**INSTRUCTIONS FOR THE TASK:**
Lines holding the string "Midjourney" are the ones to copy from this listing.

begin EXCERPTED RECORDS

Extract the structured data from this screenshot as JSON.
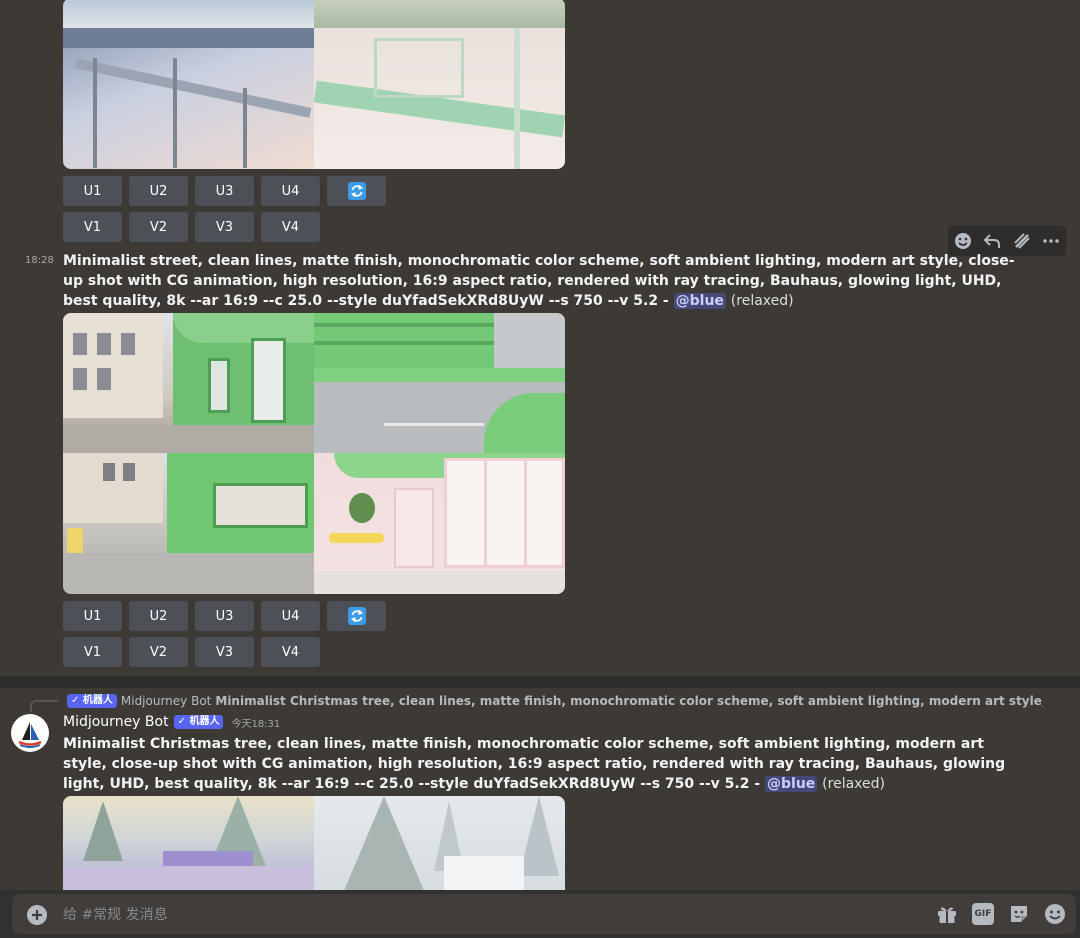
{
  "colors": {
    "background": "#3d3a36",
    "button": "#4e5058",
    "mention_bg": "#5865f2",
    "reroll_icon": "#3b9be8"
  },
  "message1": {
    "buttons_row_u": [
      "U1",
      "U2",
      "U3",
      "U4"
    ],
    "buttons_row_v": [
      "V1",
      "V2",
      "V3",
      "V4"
    ],
    "reroll_icon": "refresh-icon"
  },
  "message2": {
    "timestamp": "18:28",
    "prompt": "Minimalist street, clean lines, matte finish, monochromatic color scheme, soft ambient lighting, modern art style, close-up shot with CG animation, high resolution, 16:9 aspect ratio, rendered with ray tracing, Bauhaus, glowing light, UHD, best quality, 8k --ar 16:9 --c 25.0 --style duYfadSekXRd8UyW --s 750 --v 5.2 - ",
    "mention": "@blue",
    "status": "(relaxed)",
    "buttons_row_u": [
      "U1",
      "U2",
      "U3",
      "U4"
    ],
    "buttons_row_v": [
      "V1",
      "V2",
      "V3",
      "V4"
    ],
    "reroll_icon": "refresh-icon"
  },
  "hover_actions": [
    "add-reaction-icon",
    "reply-icon",
    "create-thread-icon",
    "more-icon"
  ],
  "message3": {
    "reply_badge": "✓ 机器人",
    "reply_author": "Midjourney Bot",
    "reply_text": "Minimalist Christmas tree, clean lines, matte finish, monochromatic color scheme, soft ambient lighting, modern art style, close-up shot with",
    "author": "Midjourney Bot",
    "badge": "✓ 机器人",
    "timestamp": "今天18:31",
    "prompt": "Minimalist Christmas tree, clean lines, matte finish, monochromatic color scheme, soft ambient lighting, modern art style, close-up shot with CG animation, high resolution, 16:9 aspect ratio, rendered with ray tracing, Bauhaus, glowing light, UHD, best quality, 8k --ar 16:9 --c 25.0 --style duYfadSekXRd8UyW --s 750 --v 5.2 - ",
    "mention": "@blue",
    "status": "(relaxed)"
  },
  "composer": {
    "placeholder": "给 #常规 发消息",
    "gif_label": "GIF"
  }
}
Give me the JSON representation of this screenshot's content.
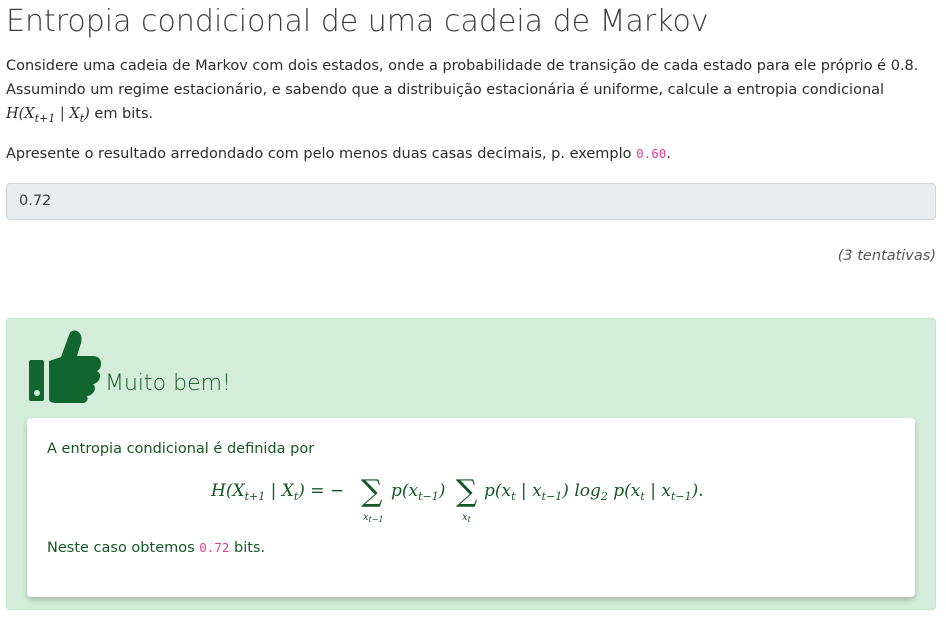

end EXCERPTED RECORDS

**WRITTEN ANSWER:**
    "reply_author": "Midjourney Bot",
    "author": "Midjourney Bot",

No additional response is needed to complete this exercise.